START RECORD EXCERPTS

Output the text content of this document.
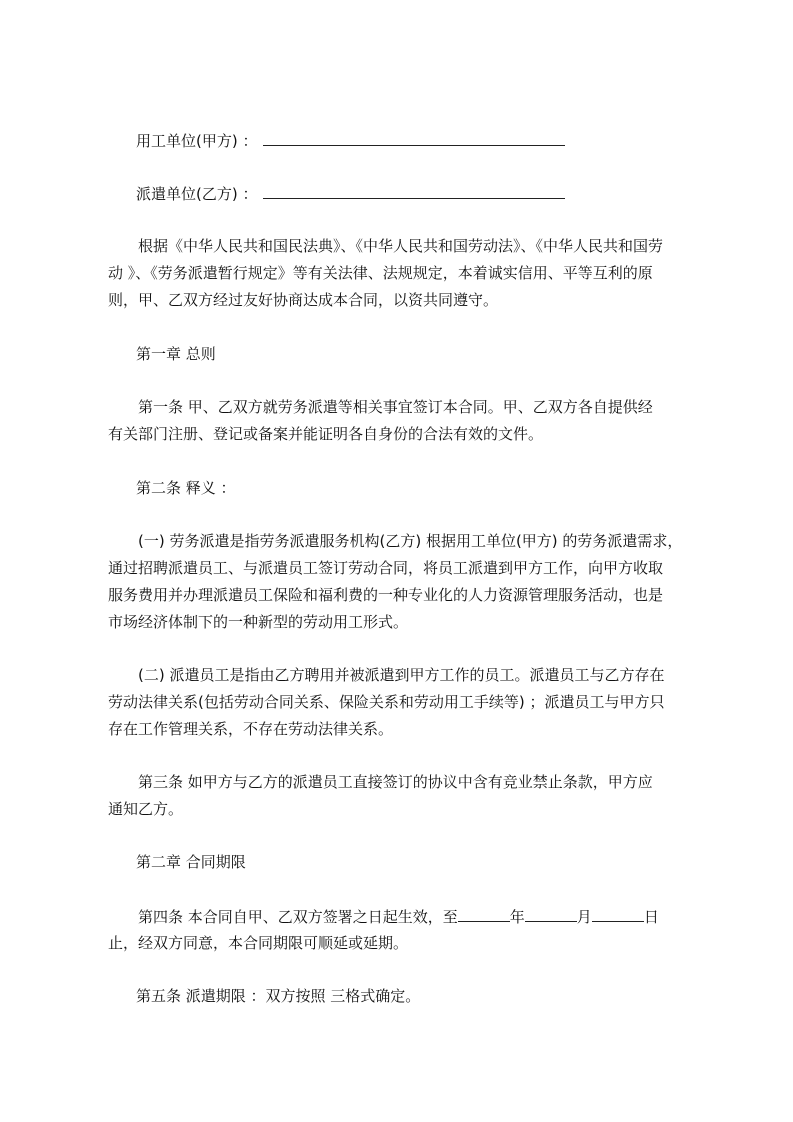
用工单位(甲方) ：
派遣单位(乙方) ：
根据《中华人民共和国民法典》、《中华人民共和国劳动法》、《中华人民共和国劳
动 》、《劳务派遣暂行规定》等有关法律、法规规定，本着诚实信用、平等互利的原
则，甲、乙双方经过友好协商达成本合同，以资共同遵守。
第一章 总则
第一条 甲、乙双方就劳务派遣等相关事宜签订本合同。甲、乙双方各自提供经
有关部门注册、登记或备案并能证明各自身份的合法有效的文件。
第二条 释义 ：
(一) 劳务派遣是指劳务派遣服务机构(乙方) 根据用工单位(甲方) 的劳务派遣需求，
通过招聘派遣员工、与派遣员工签订劳动合同，将员工派遣到甲方工作，向甲方收取
服务费用并办理派遣员工保险和福利费的一种专业化的人力资源管理服务活动，也是
市场经济体制下的一种新型的劳动用工形式。
(二) 派遣员工是指由乙方聘用并被派遣到甲方工作的员工。派遣员工与乙方存在
劳动法律关系(包括劳动合同关系、保险关系和劳动用工手续等) ；派遣员工与甲方只
存在工作管理关系，不存在劳动法律关系。
第三条 如甲方与乙方的派遣员工直接签订的协议中含有竞业禁止条款，甲方应
通知乙方。
第二章 合同期限
第四条 本合同自甲、乙双方签署之日起生效，至	年	月	日
止，经双方同意，本合同期限可顺延或延期。
第五条 派遣期限 ：双方按照 三格式确定。
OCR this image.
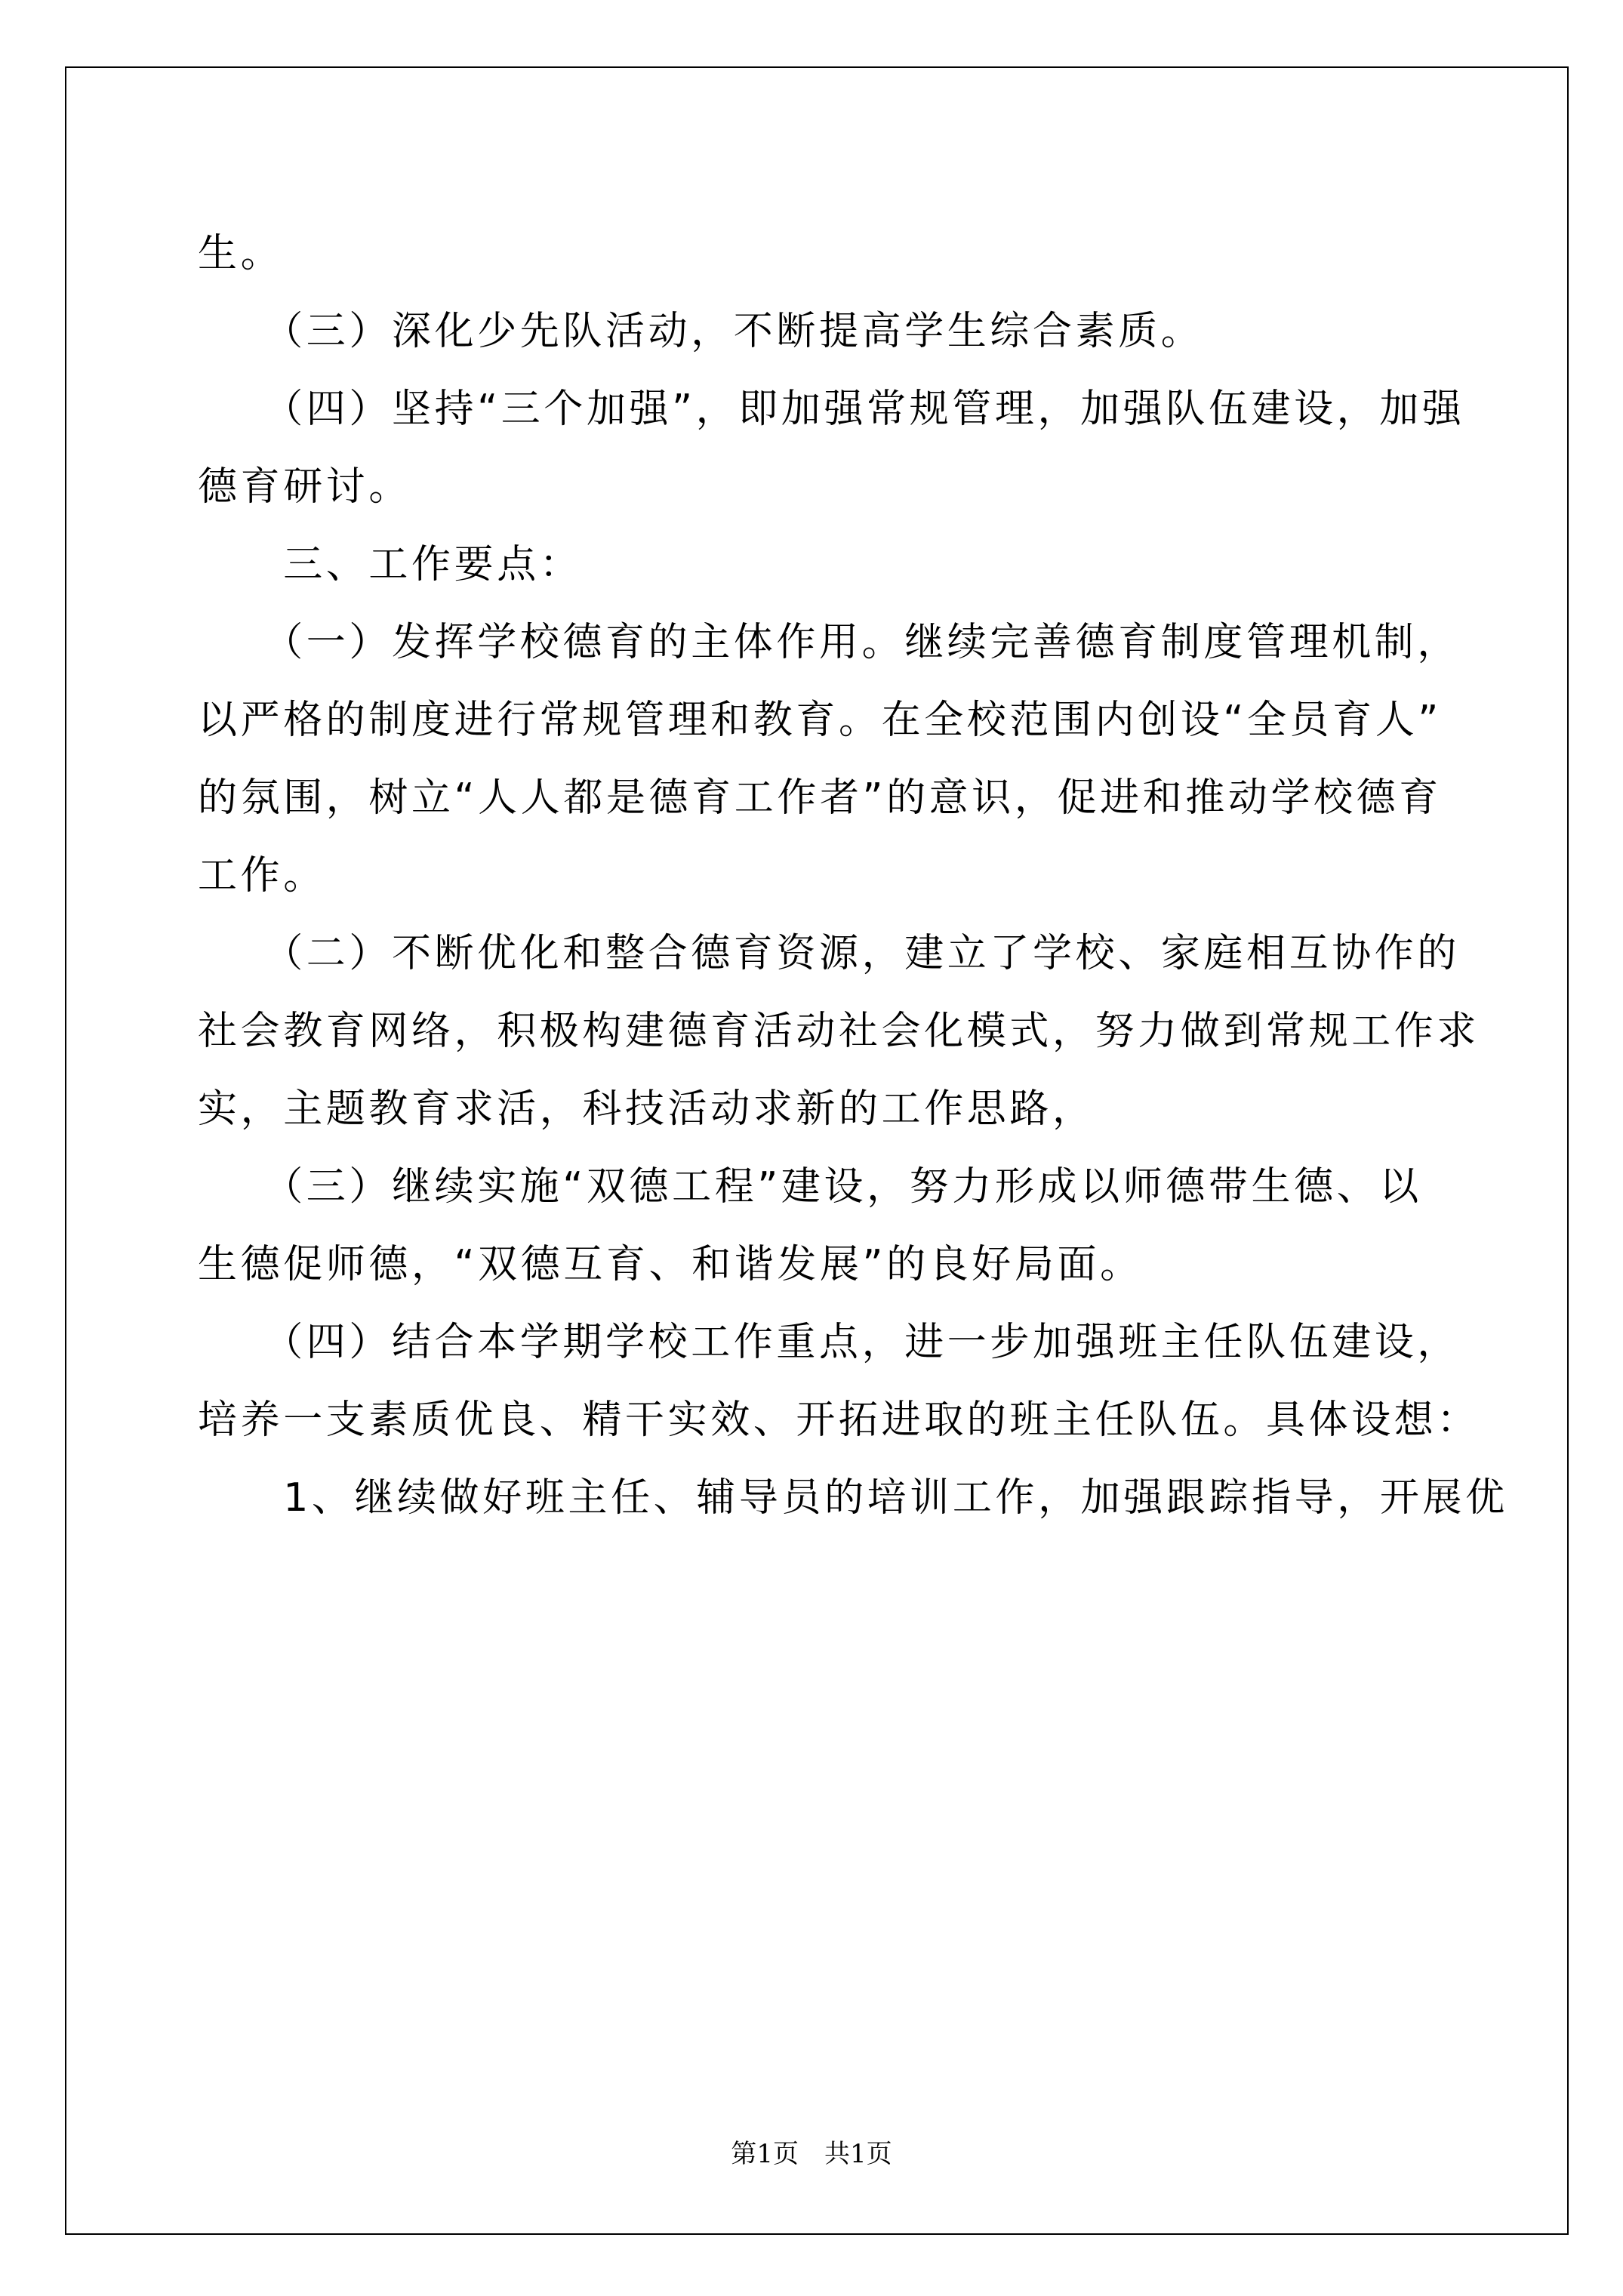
生。

　　（三）深化少先队活动，不断提高学生综合素质。

　　（四）坚持“三个加强”，即加强常规管理，加强队伍建设，加强

德育研讨。

　　三、工作要点：

　　（一）发挥学校德育的主体作用。继续完善德育制度管理机制，

以严格的制度进行常规管理和教育。在全校范围内创设“全员育人”

的氛围，树立“人人都是德育工作者”的意识，促进和推动学校德育

工作。

　　（二）不断优化和整合德育资源，建立了学校、家庭相互协作的

社会教育网络，积极构建德育活动社会化模式，努力做到常规工作求

实，主题教育求活，科技活动求新的工作思路，

　　（三）继续实施“双德工程”建设，努力形成以师德带生德、以

生德促师德，“双德互育、和谐发展”的良好局面。

　　（四）结合本学期学校工作重点，进一步加强班主任队伍建设，

培养一支素质优良、精干实效、开拓进取的班主任队伍。具体设想：

　　1、继续做好班主任、辅导员的培训工作，加强跟踪指导，开展优

第1页 共1页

END RECORD EXCERPTS

* WORK TO BE COMPLETED *
From the line holding "OCR this image." to the last line of the listing, please output each line exactly as it stands. Pictures stay out of the copy.

* SOLUTION TO THE EXERCISE *
OCR this image.
生。

　　（三）深化少先队活动，不断提高学生综合素质。

　　（四）坚持“三个加强”，即加强常规管理，加强队伍建设，加强

德育研讨。

　　三、工作要点：

　　（一）发挥学校德育的主体作用。继续完善德育制度管理机制，

以严格的制度进行常规管理和教育。在全校范围内创设“全员育人”

的氛围，树立“人人都是德育工作者”的意识，促进和推动学校德育

工作。

　　（二）不断优化和整合德育资源，建立了学校、家庭相互协作的

社会教育网络，积极构建德育活动社会化模式，努力做到常规工作求

实，主题教育求活，科技活动求新的工作思路，

　　（三）继续实施“双德工程”建设，努力形成以师德带生德、以

生德促师德，“双德互育、和谐发展”的良好局面。

　　（四）结合本学期学校工作重点，进一步加强班主任队伍建设，

培养一支素质优良、精干实效、开拓进取的班主任队伍。具体设想：

　　1、继续做好班主任、辅导员的培训工作，加强跟踪指导，开展优

第1页 共1页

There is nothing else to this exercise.